Saved entries

#####

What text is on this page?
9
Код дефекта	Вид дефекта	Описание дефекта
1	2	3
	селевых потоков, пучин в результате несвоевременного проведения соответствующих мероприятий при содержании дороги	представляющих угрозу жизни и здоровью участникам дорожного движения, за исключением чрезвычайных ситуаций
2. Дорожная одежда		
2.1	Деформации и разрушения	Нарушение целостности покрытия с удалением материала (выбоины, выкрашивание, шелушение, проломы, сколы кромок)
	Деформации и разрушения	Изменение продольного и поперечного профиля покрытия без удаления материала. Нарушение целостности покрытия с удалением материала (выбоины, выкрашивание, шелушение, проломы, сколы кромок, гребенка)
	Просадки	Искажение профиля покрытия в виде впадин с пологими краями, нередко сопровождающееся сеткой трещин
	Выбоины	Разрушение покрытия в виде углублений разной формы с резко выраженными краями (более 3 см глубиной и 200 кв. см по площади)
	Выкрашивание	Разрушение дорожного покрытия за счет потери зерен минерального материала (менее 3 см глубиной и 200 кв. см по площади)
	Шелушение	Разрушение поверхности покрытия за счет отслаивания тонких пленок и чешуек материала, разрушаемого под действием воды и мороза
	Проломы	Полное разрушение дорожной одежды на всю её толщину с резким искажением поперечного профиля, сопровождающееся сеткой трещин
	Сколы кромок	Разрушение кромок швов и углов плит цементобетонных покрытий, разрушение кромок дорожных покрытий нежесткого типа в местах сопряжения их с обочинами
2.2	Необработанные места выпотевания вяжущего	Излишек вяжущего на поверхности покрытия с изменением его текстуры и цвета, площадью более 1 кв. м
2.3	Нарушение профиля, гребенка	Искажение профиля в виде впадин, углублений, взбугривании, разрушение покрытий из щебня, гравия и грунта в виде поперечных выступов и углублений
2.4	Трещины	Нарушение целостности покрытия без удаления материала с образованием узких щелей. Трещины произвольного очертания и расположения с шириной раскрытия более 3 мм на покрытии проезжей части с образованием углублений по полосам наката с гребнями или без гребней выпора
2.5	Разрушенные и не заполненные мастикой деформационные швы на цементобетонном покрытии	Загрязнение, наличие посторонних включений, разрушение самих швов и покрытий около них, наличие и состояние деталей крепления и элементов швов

#####

Recopy the entries above in their entirety, exactly.

What text is on this page?
9
Код дефекта	Вид дефекта	Описание дефекта
1	2	3
	селевых потоков, пучин в результате несвоевременного проведения соответствующих мероприятий при содержании дороги	представляющих угрозу жизни и здоровью участникам дорожного движения, за исключением чрезвычайных ситуаций
2. Дорожная одежда		
2.1	Деформации и разрушения	Нарушение целостности покрытия с удалением материала (выбоины, выкрашивание, шелушение, проломы, сколы кромок)
	Деформации и разрушения	Изменение продольного и поперечного профиля покрытия без удаления материала. Нарушение целостности покрытия с удалением материала (выбоины, выкрашивание, шелушение, проломы, сколы кромок, гребенка)
	Просадки	Искажение профиля покрытия в виде впадин с пологими краями, нередко сопровождающееся сеткой трещин
	Выбоины	Разрушение покрытия в виде углублений разной формы с резко выраженными краями (более 3 см глубиной и 200 кв. см по площади)
	Выкрашивание	Разрушение дорожного покрытия за счет потери зерен минерального материала (менее 3 см глубиной и 200 кв. см по площади)
	Шелушение	Разрушение поверхности покрытия за счет отслаивания тонких пленок и чешуек материала, разрушаемого под действием воды и мороза
	Проломы	Полное разрушение дорожной одежды на всю её толщину с резким искажением поперечного профиля, сопровождающееся сеткой трещин
	Сколы кромок	Разрушение кромок швов и углов плит цементобетонных покрытий, разрушение кромок дорожных покрытий нежесткого типа в местах сопряжения их с обочинами
2.2	Необработанные места выпотевания вяжущего	Излишек вяжущего на поверхности покрытия с изменением его текстуры и цвета, площадью более 1 кв. м
2.3	Нарушение профиля, гребенка	Искажение профиля в виде впадин, углублений, взбугривании, разрушение покрытий из щебня, гравия и грунта в виде поперечных выступов и углублений
2.4	Трещины	Нарушение целостности покрытия без удаления материала с образованием узких щелей. Трещины произвольного очертания и расположения с шириной раскрытия более 3 мм на покрытии проезжей части с образованием углублений по полосам наката с гребнями или без гребней выпора
2.5	Разрушенные и не заполненные мастикой деформационные швы на цементобетонном покрытии	Загрязнение, наличие посторонних включений, разрушение самих швов и покрытий около них, наличие и состояние деталей крепления и элементов швов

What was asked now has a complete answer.